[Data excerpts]
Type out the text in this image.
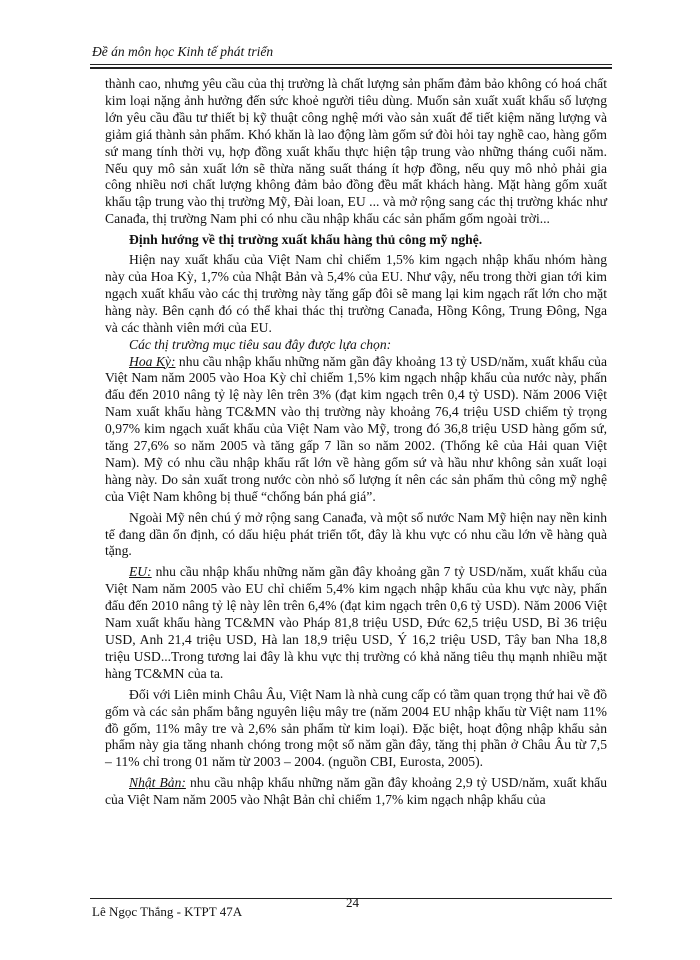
Đề án môn học Kinh tế phát triển

thành cao, nhưng yêu cầu của thị trường là chất lượng sản phẩm đảm bảo không có hoá chất kim loại nặng ảnh hưởng đến sức khoẻ người tiêu dùng. Muốn sản xuất xuất khẩu số lượng lớn yêu cầu đầu tư thiết bị kỹ thuật công nghệ mới vào sản xuất để tiết kiệm năng lượng và giảm giá thành sản phẩm. Khó khăn là lao động làm gốm sứ đòi hỏi tay nghề cao, hàng gốm sứ mang tính thời vụ, hợp đồng xuất khẩu thực hiện tập trung vào những tháng cuối năm. Nếu quy mô sản xuất lớn sẽ thừa năng suất tháng ít hợp đồng, nếu quy mô nhỏ phải gia công nhiều nơi chất lượng không đảm bảo đồng đều mất khách hàng. Mặt hàng gốm xuất khẩu tập trung vào thị trường Mỹ, Đài loan, EU ... và mở rộng sang các thị trường khác như Canađa, thị trường Nam phi có nhu cầu nhập khẩu các sản phẩm gốm ngoài trời...

Định hướng về thị trường xuất khẩu hàng thủ công mỹ nghệ.

Hiện nay xuất khẩu của Việt Nam chỉ chiếm 1,5% kim ngạch nhập khẩu nhóm hàng này của Hoa Kỳ, 1,7% của Nhật Bản và 5,4% của EU. Như vậy, nếu trong thời gian tới kim ngạch xuất khẩu vào các thị trường này tăng gấp đôi sẽ mang lại kim ngạch rất lớn cho mặt hàng này. Bên cạnh đó có thể khai thác thị trường Canađa, Hồng Kông, Trung Đông, Nga và các thành viên mới của EU.

Các thị trường mục tiêu sau đây được lựa chọn:

Hoa Kỳ: nhu cầu nhập khẩu những năm gần đây khoảng 13 tỷ USD/năm, xuất khẩu của Việt Nam năm 2005 vào Hoa Kỳ chỉ chiếm 1,5% kim ngạch nhập khẩu của nước này, phấn đấu đến 2010 nâng tỷ lệ này lên trên 3% (đạt kim ngạch trên 0,4 tỷ USD). Năm 2006 Việt Nam xuất khẩu hàng TC&MN vào thị trường này khoảng 76,4 triệu USD chiếm tỷ trọng 0,97% kim ngạch xuất khẩu của Việt Nam vào Mỹ, trong đó 36,8 triệu USD hàng gốm sứ, tăng 27,6% so năm 2005 và tăng gấp 7 lần so năm 2002. (Thống kê của Hải quan Việt Nam). Mỹ có nhu cầu nhập khẩu rất lớn về hàng gốm sứ và hầu như không sản xuất loại hàng này. Do sản xuất trong nước còn nhỏ số lượng ít nên các sản phẩm thủ công mỹ nghệ của Việt Nam không bị thuế “chống bán phá giá”.

Ngoài Mỹ nên chú ý mở rộng sang Canađa, và một số nước Nam Mỹ hiện nay nền kinh tế đang dần ổn định, có dấu hiệu phát triển tốt, đây là khu vực có nhu cầu lớn về hàng quà tặng.

EU: nhu cầu nhập khẩu những năm gần đây khoảng gần 7 tỷ USD/năm, xuất khẩu của Việt Nam năm 2005 vào EU chỉ chiếm 5,4% kim ngạch nhập khẩu của khu vực này, phấn đấu đến 2010 nâng tỷ lệ này lên trên 6,4% (đạt kim ngạch trên 0,6 tỷ USD). Năm 2006 Việt Nam xuất khẩu hàng TC&MN vào Pháp 81,8 triệu USD, Đức 62,5 triệu USD, Bỉ 36 triệu USD, Anh 21,4 triệu USD, Hà lan 18,9 triệu USD, Ý 16,2 triệu USD, Tây ban Nha 18,8 triệu USD...Trong tương lai đây là khu vực thị trường có khả năng tiêu thụ mạnh nhiều mặt hàng TC&MN của ta.

Đối với Liên minh Châu Âu, Việt Nam là nhà cung cấp có tầm quan trọng thứ hai về đồ gốm và các sản phẩm bằng nguyên liệu mây tre (năm 2004 EU nhập khẩu từ Việt nam 11% đồ gốm, 11% mây tre và 2,6% sản phẩm từ kim loại). Đặc biệt, hoạt động nhập khẩu sản phẩm này gia tăng nhanh chóng trong một số năm gần đây, tăng thị phần ở Châu Âu từ 7,5 – 11% chỉ trong 01 năm từ 2003 – 2004. (nguồn CBI, Eurosta, 2005).

Nhật Bản: nhu cầu nhập khẩu những năm gần đây khoảng 2,9 tỷ USD/năm, xuất khẩu của Việt Nam năm 2005 vào Nhật Bản chỉ chiếm 1,7% kim ngạch nhập khẩu của

Lê Ngọc Thắng - KTPT 47A
24
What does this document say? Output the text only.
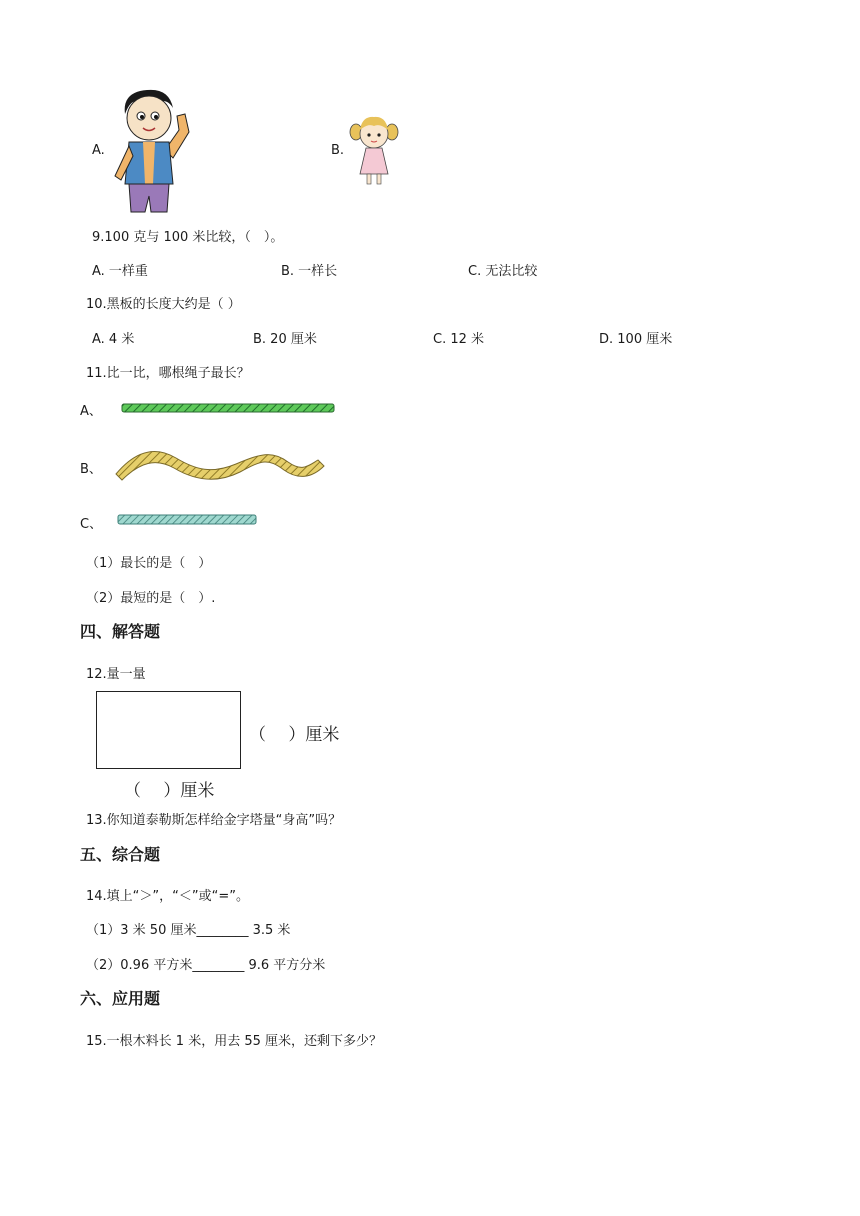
A.	B.
9.100 克与 100 米比较，（　）。
A. 一样重	B. 一样长	C. 无法比较
10.黑板的长度大约是（ ）
A. 4 米	B. 20 厘米	C. 12 米	D. 100 厘米
11.比一比，哪根绳子最长？
A、
B、
C、
（1）最长的是（　）
（2）最短的是（　）.
四、解答题
12.量一量
（　 ）厘米
（　 ）厘米
13.你知道泰勒斯怎样给金字塔量“身高”吗？
五、综合题
14.填上“＞”，“＜”或“=”。
（1）3 米 50 厘米________ 3.5 米
（2）0.96 平方米________ 9.6 平方分米
六、应用题
15.一根木料长 1 米，用去 55 厘米，还剩下多少？
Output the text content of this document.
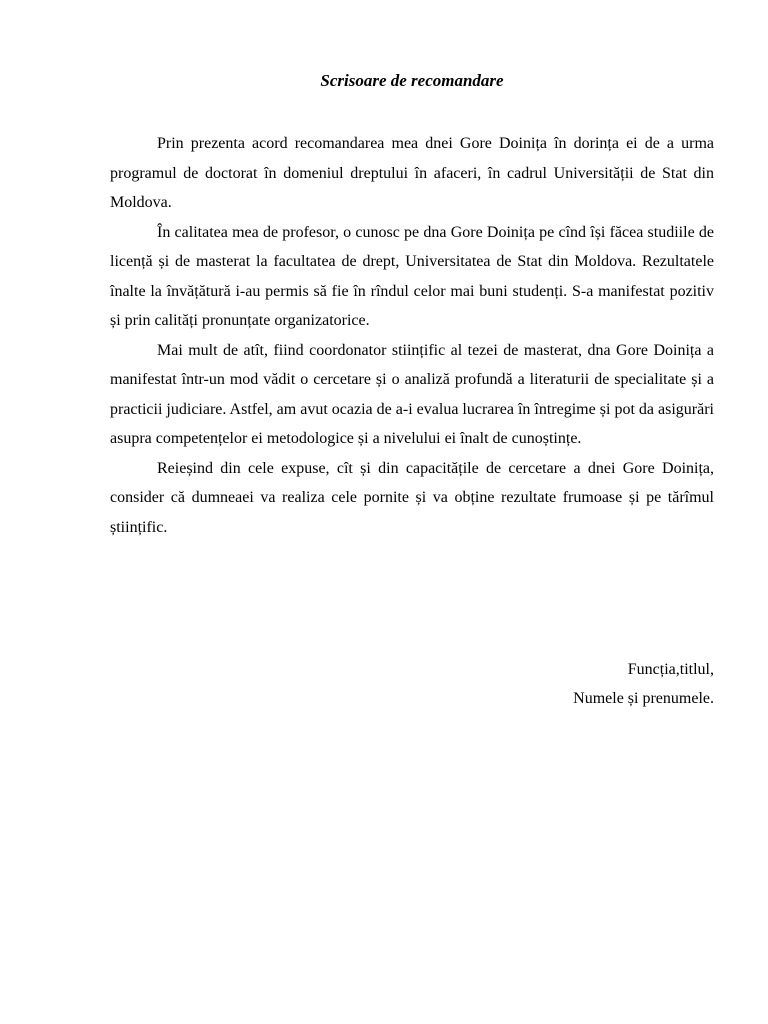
Scrisoare de recomandare

Prin prezenta acord recomandarea mea dnei Gore Doinița în dorința ei de a urma programul de doctorat în domeniul dreptului în afaceri, în cadrul Universității de Stat din Moldova.

În calitatea mea de profesor, o cunosc pe dna Gore Doinița pe cînd își făcea studiile de licență și de masterat la facultatea de drept, Universitatea de Stat din Moldova. Rezultatele înalte la învățătură i-au permis să fie în rîndul celor mai buni studenți. S-a manifestat pozitiv și prin calități pronunțate organizatorice.

Mai mult de atît, fiind coordonator stiințific al tezei de masterat, dna Gore Doinița a manifestat într-un mod vădit o cercetare și o analiză profundă a literaturii de specialitate și a practicii judiciare. Astfel, am avut ocazia de a-i evalua lucrarea în întregime și pot da asigurări asupra competențelor ei metodologice și a nivelului ei înalt de cunoștințe.

Reieșind din cele expuse, cît și din capacitățile de cercetare a dnei Gore Doinița, consider că dumneaei va realiza cele pornite și va obține rezultate frumoase și pe tărîmul științific.

Funcția,titlul,
Numele și prenumele.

- Problem to solve: Which lines hold the word "Moldova"? Show each one.

- Output:
Prin prezenta acord recomandarea mea dnei Gore Doinița în dorința ei de a urma programul de doctorat în domeniul dreptului în afaceri, în cadrul Universității de Stat din Moldova.
În calitatea mea de profesor, o cunosc pe dna Gore Doinița pe cînd își făcea studiile de licență și de masterat la facultatea de drept, Universitatea de Stat din Moldova. Rezultatele înalte la învățătură i-au permis să fie în rîndul celor mai buni studenți. S-a manifestat pozitiv și prin calități pronunțate organizatorice.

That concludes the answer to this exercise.